RECORDS PROVIDED:
^^^^^^^^
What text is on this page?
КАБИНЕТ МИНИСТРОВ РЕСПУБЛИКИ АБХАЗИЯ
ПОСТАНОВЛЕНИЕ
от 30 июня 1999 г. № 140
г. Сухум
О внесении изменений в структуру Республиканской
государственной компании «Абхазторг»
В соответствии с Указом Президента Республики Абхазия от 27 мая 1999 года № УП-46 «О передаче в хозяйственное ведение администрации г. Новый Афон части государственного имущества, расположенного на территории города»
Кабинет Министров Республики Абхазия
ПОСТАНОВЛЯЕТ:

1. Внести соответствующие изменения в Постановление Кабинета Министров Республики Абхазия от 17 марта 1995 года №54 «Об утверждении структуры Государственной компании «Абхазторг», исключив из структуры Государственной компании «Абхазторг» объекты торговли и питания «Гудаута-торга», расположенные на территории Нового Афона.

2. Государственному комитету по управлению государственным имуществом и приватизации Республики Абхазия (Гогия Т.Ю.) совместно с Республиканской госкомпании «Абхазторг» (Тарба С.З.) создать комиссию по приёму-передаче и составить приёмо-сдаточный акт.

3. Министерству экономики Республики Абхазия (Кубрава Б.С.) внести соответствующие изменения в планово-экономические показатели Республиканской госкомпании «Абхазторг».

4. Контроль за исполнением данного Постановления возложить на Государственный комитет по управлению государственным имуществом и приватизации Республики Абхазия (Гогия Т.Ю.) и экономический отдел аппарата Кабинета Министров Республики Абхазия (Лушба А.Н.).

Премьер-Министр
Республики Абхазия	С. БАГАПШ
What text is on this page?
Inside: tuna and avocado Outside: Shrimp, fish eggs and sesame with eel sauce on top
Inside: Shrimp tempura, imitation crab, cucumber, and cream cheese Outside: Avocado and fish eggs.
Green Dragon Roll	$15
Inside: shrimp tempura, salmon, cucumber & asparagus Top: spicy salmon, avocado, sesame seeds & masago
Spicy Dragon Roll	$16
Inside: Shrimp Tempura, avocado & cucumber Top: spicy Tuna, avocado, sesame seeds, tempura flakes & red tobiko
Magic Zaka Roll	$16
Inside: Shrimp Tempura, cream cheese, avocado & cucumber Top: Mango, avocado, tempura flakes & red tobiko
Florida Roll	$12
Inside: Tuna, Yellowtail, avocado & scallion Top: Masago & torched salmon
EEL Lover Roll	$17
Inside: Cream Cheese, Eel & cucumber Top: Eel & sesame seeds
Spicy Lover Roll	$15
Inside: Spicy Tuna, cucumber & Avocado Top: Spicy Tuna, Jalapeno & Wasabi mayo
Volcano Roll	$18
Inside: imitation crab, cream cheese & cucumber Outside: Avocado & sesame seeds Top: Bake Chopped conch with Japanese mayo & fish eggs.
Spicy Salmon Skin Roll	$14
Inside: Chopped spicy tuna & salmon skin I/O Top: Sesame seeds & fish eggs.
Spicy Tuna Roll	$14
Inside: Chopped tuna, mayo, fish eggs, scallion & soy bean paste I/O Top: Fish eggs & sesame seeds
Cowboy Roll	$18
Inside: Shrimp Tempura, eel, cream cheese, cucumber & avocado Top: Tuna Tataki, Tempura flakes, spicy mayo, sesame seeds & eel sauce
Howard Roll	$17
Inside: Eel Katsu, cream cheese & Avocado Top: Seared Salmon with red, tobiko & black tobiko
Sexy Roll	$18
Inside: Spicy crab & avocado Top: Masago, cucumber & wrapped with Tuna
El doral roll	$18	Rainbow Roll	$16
^^^^^^^^
PROBLEM:
How many lines of the records contain the string "eggs"? Respond with the number alone.

ANSWER:
5